*WHAT YOU NEED TO DO*:
Return the whole listing, line for line, without the pictures in it.

====== EXERCISE MATERIAL ======

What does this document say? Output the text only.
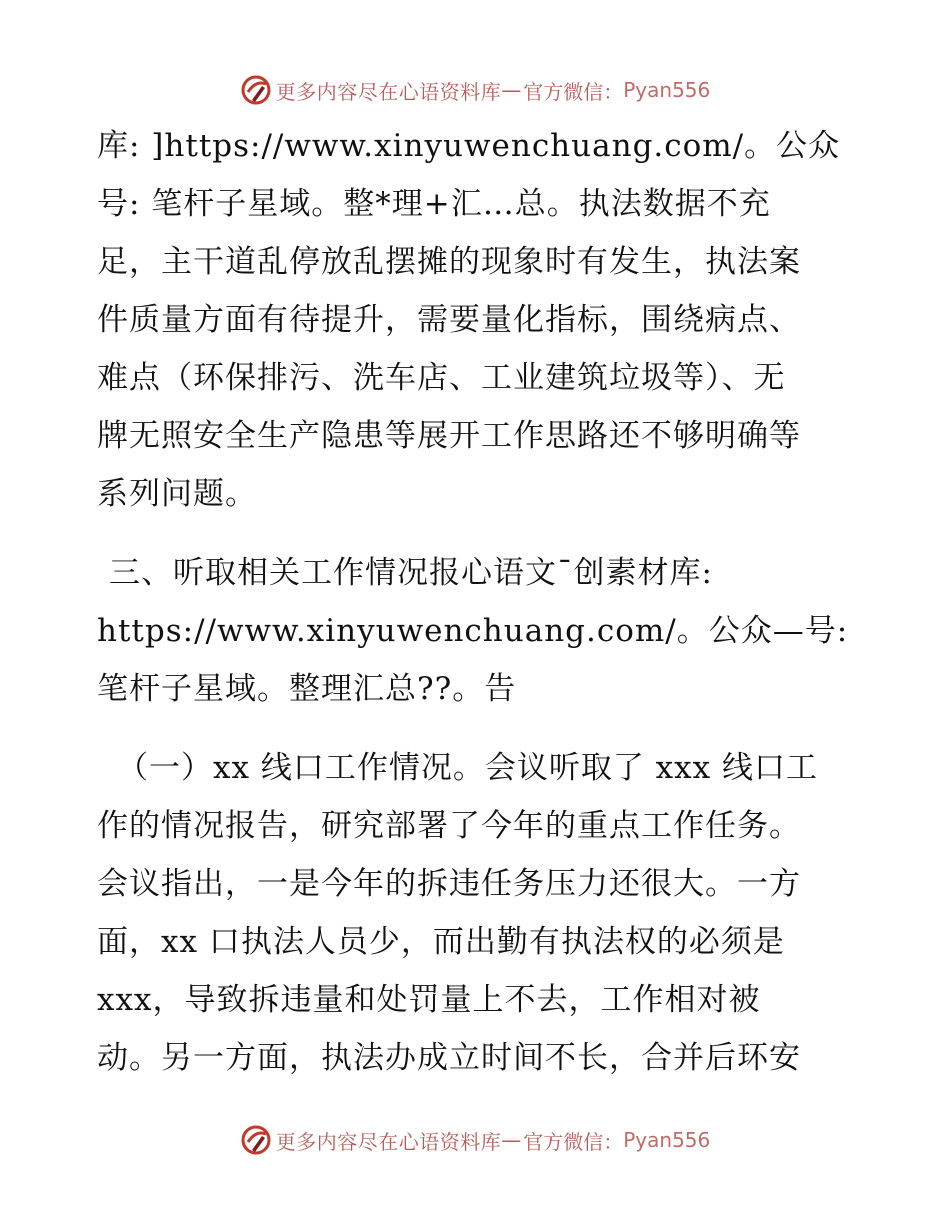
更多内容尽在心语资料库 — 官方微信： Pyan556
库: ]https://www.xinyuwenchuang.com/。公众
号: 笔杆子星域。整*理+汇…总。执法数据不充
足，主干道乱停放乱摆摊的现象时有发生，执法案
件质量方面有待提升，需要量化指标，围绕病点、
难点（环保排污、洗车店、工业建筑垃圾等）、无
牌无照安全生产隐患等展开工作思路还不够明确等
系列问题。
三、听取相关工作情况报心语文¯创素材库:
https://www.xinyuwenchuang.com/。公众—号:
笔杆子星域。整理汇总??。告
（一）xx 线口工作情况。会议听取了 xxx 线口工
作的情况报告，研究部署了今年的重点工作任务。
会议指出，一是今年的拆违任务压力还很大。一方
面，xx 口执法人员少，而出勤有执法权的必须是
xxx，导致拆违量和处罚量上不去，工作相对被
动。另一方面，执法办成立时间不长，合并后环安
更多内容尽在心语资料库 — 官方微信： Pyan556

======

*COMPLETE ANSWER*:
What does this document say? Output the text only.
更多内容尽在心语资料库 — 官方微信： Pyan556
库: ]https://www.xinyuwenchuang.com/。公众
号: 笔杆子星域。整*理+汇…总。执法数据不充
足，主干道乱停放乱摆摊的现象时有发生，执法案
件质量方面有待提升，需要量化指标，围绕病点、
难点（环保排污、洗车店、工业建筑垃圾等）、无
牌无照安全生产隐患等展开工作思路还不够明确等
系列问题。
三、听取相关工作情况报心语文¯创素材库:
https://www.xinyuwenchuang.com/。公众—号:
笔杆子星域。整理汇总??。告
（一）xx 线口工作情况。会议听取了 xxx 线口工
作的情况报告，研究部署了今年的重点工作任务。
会议指出，一是今年的拆违任务压力还很大。一方
面，xx 口执法人员少，而出勤有执法权的必须是
xxx，导致拆违量和处罚量上不去，工作相对被
动。另一方面，执法办成立时间不长，合并后环安
更多内容尽在心语资料库 — 官方微信： Pyan556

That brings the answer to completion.